* Begin Data for processing *

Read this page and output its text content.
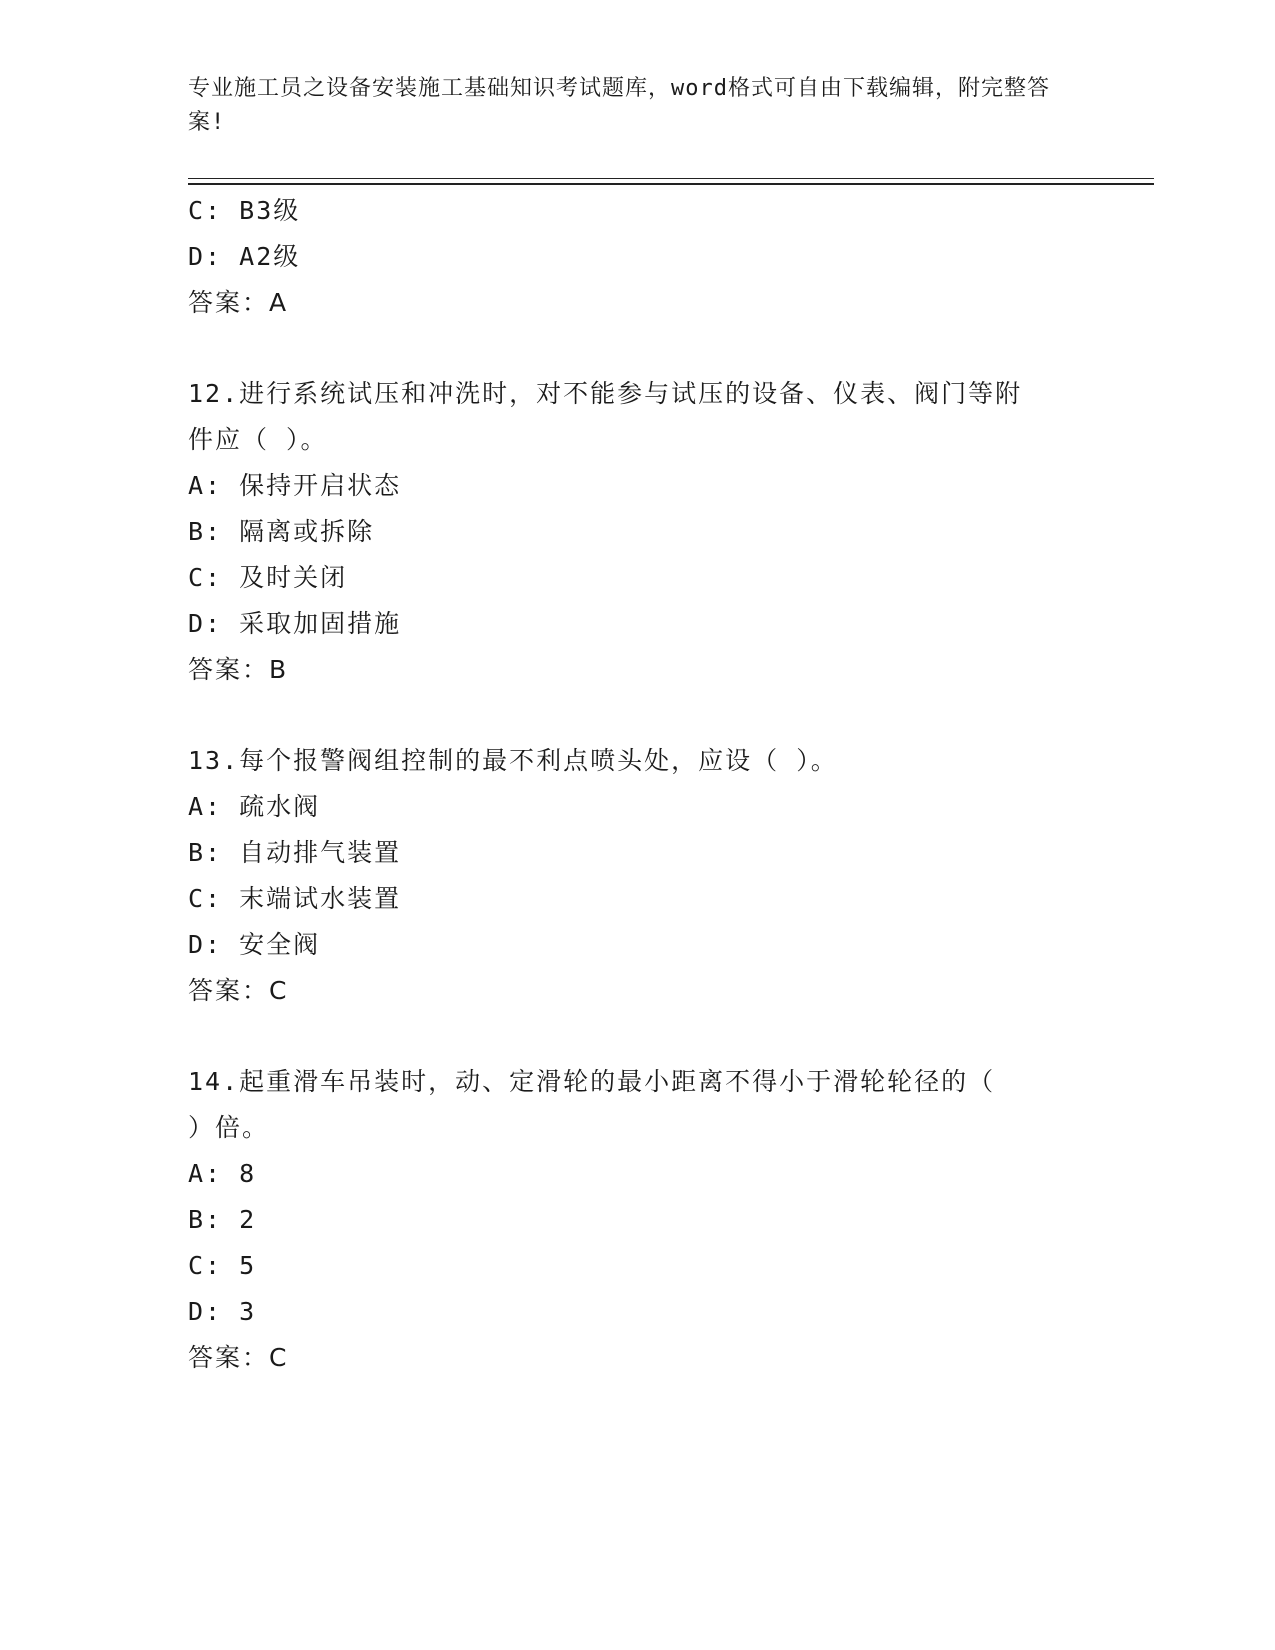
专业施工员之设备安装施工基础知识考试题库，word格式可自由下载编辑，附完整答案!
C: B3级
D: A2级
答案：A
12.进行系统试压和冲洗时，对不能参与试压的设备、仪表、阀门等附
件应（ ）。
A: 保持开启状态
B: 隔离或拆除
C: 及时关闭
D: 采取加固措施
答案：B
13.每个报警阀组控制的最不利点喷头处，应设（ ）。
A: 疏水阀
B: 自动排气装置
C: 末端试水装置
D: 安全阀
答案：C
14.起重滑车吊装时，动、定滑轮的最小距离不得小于滑轮轮径的（
）倍。
A: 8
B: 2
C: 5
D: 3
答案：C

* End Data for processing *

All of the material above should be reproduced exactly, except the pictures.

Read this page and output its text content.
专业施工员之设备安装施工基础知识考试题库，word格式可自由下载编辑，附完整答案!
C: B3级
D: A2级
答案：A
12.进行系统试压和冲洗时，对不能参与试压的设备、仪表、阀门等附
件应（ ）。
A: 保持开启状态
B: 隔离或拆除
C: 及时关闭
D: 采取加固措施
答案：B
13.每个报警阀组控制的最不利点喷头处，应设（ ）。
A: 疏水阀
B: 自动排气装置
C: 末端试水装置
D: 安全阀
答案：C
14.起重滑车吊装时，动、定滑轮的最小距离不得小于滑轮轮径的（
）倍。
A: 8
B: 2
C: 5
D: 3
答案：C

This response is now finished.